## Exercise prompt:
Read through the entries below and return each line with the word "Správa".

----- Records provided

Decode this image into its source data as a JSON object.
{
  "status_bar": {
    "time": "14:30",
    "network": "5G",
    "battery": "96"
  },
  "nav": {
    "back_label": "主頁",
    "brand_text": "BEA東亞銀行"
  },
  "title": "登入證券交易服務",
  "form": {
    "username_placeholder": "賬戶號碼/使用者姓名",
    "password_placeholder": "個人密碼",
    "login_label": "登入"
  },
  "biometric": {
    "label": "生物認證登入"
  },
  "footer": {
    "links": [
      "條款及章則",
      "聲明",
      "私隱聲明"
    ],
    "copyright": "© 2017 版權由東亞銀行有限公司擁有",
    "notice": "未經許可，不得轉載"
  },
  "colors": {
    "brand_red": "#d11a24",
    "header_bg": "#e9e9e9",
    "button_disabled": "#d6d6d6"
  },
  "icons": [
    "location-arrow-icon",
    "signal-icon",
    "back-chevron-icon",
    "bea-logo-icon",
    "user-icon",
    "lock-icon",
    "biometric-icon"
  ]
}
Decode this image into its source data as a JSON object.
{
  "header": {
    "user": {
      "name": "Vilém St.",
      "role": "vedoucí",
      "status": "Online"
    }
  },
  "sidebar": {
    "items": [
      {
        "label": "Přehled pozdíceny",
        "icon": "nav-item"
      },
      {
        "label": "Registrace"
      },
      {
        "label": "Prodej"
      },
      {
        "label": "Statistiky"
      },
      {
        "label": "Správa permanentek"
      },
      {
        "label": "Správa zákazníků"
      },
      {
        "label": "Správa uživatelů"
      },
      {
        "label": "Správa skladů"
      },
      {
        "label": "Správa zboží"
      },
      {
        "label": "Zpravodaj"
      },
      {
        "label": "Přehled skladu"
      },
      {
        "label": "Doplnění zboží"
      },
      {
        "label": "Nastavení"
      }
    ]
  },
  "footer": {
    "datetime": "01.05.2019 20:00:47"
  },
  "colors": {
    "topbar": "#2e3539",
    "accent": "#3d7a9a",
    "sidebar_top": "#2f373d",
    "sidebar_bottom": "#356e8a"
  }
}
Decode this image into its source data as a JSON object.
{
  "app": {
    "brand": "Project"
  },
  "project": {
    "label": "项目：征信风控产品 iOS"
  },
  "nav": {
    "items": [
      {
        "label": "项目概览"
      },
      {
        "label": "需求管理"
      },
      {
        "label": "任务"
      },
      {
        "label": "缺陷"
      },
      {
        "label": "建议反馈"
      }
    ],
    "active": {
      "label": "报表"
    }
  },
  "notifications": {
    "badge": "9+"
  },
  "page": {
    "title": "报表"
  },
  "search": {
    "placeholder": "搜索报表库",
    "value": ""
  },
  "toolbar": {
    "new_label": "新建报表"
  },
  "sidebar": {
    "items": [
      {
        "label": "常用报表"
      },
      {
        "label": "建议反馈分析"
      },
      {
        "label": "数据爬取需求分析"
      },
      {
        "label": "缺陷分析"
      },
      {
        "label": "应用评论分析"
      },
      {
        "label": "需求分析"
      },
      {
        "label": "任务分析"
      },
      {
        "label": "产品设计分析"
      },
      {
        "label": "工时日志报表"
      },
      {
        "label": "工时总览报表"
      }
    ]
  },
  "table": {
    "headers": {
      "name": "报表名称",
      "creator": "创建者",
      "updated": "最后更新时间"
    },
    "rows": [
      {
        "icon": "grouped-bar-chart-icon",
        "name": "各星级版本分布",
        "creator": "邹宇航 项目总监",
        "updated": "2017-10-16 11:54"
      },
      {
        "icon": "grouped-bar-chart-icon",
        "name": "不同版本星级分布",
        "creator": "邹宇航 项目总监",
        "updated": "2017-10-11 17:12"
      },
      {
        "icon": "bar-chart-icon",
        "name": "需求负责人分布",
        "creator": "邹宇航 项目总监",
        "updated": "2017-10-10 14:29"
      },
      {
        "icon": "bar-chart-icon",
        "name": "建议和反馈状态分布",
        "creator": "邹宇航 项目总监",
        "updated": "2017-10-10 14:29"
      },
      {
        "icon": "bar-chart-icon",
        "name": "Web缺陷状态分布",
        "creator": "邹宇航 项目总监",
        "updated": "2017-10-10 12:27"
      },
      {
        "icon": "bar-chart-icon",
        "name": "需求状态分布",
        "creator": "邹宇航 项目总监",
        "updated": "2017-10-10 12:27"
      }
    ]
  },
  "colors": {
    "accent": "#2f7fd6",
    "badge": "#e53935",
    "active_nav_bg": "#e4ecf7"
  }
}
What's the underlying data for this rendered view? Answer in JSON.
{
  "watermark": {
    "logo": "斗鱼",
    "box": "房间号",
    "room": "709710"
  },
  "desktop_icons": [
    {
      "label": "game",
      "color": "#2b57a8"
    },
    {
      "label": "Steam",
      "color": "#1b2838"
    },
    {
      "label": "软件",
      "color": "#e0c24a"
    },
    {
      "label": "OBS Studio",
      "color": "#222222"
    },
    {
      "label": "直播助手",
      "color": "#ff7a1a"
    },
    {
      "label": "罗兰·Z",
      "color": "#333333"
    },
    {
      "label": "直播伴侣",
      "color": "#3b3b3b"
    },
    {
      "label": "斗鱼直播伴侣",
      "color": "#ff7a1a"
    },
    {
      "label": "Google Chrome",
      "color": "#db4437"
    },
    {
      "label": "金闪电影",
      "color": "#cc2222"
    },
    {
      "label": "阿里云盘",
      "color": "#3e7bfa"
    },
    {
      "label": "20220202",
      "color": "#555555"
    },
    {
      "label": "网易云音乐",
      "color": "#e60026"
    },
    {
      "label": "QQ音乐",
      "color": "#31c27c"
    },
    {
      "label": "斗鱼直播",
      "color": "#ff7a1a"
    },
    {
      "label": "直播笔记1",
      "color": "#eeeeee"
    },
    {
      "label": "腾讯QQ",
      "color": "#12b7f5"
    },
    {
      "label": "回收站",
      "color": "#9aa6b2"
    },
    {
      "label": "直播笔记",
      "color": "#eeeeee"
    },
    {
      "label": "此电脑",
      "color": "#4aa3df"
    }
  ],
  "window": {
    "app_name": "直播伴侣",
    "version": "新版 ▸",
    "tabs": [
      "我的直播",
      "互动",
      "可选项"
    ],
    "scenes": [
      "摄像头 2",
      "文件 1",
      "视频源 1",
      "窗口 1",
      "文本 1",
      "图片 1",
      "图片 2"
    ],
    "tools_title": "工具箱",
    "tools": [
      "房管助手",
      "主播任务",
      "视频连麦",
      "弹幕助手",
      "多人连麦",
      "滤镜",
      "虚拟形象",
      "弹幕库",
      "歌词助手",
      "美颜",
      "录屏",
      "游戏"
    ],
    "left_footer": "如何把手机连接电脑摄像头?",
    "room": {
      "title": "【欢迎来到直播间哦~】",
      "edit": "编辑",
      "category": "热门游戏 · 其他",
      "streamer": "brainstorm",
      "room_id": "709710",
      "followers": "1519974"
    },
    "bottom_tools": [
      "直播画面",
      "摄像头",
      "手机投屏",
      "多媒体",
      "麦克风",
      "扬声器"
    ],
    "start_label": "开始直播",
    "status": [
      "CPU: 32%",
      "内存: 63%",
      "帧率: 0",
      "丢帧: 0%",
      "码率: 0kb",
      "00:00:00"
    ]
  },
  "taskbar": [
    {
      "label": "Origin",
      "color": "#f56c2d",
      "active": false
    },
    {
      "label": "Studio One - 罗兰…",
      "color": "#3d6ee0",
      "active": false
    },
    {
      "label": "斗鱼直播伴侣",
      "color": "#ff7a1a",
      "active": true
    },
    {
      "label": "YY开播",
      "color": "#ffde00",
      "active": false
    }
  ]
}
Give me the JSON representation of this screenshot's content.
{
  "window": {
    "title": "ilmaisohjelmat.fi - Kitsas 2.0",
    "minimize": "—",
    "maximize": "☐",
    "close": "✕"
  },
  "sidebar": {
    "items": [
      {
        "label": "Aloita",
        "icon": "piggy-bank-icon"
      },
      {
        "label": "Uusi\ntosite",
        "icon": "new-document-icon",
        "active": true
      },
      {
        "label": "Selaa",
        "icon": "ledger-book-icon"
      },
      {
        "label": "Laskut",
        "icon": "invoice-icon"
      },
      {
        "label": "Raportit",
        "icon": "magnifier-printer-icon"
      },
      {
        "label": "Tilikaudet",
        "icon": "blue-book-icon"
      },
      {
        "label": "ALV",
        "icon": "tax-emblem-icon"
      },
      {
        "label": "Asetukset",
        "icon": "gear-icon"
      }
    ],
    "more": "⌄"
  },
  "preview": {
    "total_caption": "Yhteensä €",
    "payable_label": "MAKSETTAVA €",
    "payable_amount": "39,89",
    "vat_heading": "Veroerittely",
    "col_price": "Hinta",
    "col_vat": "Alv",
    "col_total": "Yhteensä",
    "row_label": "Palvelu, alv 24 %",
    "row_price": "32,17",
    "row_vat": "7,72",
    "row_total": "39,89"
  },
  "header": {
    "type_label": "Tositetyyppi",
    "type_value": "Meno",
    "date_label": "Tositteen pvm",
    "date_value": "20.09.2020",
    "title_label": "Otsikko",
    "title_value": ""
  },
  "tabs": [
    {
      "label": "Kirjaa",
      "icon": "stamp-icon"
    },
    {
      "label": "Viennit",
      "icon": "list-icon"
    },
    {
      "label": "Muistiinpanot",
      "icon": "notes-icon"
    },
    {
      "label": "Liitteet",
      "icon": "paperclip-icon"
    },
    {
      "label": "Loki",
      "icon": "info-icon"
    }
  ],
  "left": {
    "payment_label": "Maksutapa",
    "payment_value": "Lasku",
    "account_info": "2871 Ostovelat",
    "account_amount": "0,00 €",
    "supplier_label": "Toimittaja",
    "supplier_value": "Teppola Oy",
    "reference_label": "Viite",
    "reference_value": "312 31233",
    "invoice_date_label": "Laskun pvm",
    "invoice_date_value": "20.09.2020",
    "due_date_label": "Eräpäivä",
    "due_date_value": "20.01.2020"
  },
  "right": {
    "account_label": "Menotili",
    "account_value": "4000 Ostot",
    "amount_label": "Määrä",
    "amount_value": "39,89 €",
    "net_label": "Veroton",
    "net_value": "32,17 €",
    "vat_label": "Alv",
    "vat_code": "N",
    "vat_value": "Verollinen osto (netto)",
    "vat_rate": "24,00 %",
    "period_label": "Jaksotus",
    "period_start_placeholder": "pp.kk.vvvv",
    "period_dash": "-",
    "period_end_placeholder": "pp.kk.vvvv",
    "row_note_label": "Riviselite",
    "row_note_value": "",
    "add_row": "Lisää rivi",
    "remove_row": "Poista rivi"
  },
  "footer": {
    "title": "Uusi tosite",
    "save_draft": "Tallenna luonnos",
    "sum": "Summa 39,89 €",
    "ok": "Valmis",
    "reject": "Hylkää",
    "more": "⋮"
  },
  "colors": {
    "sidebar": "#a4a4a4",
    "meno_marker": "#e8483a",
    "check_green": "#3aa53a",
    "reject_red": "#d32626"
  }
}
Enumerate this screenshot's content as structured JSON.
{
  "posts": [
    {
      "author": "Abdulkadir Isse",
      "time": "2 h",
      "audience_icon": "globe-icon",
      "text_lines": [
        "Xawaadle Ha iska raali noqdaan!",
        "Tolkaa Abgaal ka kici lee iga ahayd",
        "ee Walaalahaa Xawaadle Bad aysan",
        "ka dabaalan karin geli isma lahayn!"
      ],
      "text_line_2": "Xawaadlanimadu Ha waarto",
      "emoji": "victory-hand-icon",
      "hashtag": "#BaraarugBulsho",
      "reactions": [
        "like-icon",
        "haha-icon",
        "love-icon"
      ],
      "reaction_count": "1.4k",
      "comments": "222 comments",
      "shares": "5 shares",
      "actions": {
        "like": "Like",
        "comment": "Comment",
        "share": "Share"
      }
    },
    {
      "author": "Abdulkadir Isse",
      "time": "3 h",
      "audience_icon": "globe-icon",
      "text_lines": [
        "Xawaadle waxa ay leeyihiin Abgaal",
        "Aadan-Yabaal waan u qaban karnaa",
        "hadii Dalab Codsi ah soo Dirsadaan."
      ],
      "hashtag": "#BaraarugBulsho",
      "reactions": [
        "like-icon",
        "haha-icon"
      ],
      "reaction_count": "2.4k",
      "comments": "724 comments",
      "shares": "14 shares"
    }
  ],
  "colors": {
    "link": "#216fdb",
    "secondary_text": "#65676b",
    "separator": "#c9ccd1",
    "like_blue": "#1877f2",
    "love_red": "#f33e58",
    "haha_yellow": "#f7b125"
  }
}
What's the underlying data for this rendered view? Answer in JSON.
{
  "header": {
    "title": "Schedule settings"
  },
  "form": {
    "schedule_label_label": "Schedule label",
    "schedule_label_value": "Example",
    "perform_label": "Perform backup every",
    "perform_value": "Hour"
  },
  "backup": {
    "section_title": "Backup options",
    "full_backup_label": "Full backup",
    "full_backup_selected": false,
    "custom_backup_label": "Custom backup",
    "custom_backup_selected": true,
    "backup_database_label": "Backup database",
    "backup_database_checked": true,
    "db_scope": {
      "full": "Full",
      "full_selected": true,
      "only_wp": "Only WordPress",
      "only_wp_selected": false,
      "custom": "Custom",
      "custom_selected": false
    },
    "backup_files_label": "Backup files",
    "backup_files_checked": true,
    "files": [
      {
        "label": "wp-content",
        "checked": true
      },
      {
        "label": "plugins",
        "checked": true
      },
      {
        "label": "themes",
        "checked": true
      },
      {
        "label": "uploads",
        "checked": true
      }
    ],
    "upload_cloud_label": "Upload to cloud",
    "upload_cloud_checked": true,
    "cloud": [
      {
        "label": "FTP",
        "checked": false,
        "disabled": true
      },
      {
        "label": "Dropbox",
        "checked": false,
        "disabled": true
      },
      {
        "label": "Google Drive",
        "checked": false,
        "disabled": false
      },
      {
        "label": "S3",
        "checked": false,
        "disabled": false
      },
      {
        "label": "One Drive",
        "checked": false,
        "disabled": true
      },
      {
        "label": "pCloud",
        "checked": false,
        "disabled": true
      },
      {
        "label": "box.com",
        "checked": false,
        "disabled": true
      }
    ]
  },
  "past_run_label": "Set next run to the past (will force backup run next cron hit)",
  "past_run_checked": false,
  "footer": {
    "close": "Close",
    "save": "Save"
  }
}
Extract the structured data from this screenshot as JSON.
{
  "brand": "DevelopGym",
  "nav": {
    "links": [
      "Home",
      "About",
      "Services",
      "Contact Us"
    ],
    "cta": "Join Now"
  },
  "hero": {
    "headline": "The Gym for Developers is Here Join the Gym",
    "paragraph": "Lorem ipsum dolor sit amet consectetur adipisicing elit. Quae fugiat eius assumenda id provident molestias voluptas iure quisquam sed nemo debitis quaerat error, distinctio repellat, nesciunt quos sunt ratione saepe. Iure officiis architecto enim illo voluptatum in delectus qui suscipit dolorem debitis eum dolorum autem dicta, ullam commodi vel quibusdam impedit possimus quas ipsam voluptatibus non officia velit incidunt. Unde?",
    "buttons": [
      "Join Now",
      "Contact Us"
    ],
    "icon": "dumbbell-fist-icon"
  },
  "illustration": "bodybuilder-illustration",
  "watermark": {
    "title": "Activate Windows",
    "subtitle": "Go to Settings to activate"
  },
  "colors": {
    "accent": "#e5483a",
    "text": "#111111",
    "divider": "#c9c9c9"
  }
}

----------

## Full response:
        "label": "Správa permanentek"
        "label": "Správa zákazníků"
        "label": "Správa uživatelů"
        "label": "Správa skladů"
        "label": "Správa zboží"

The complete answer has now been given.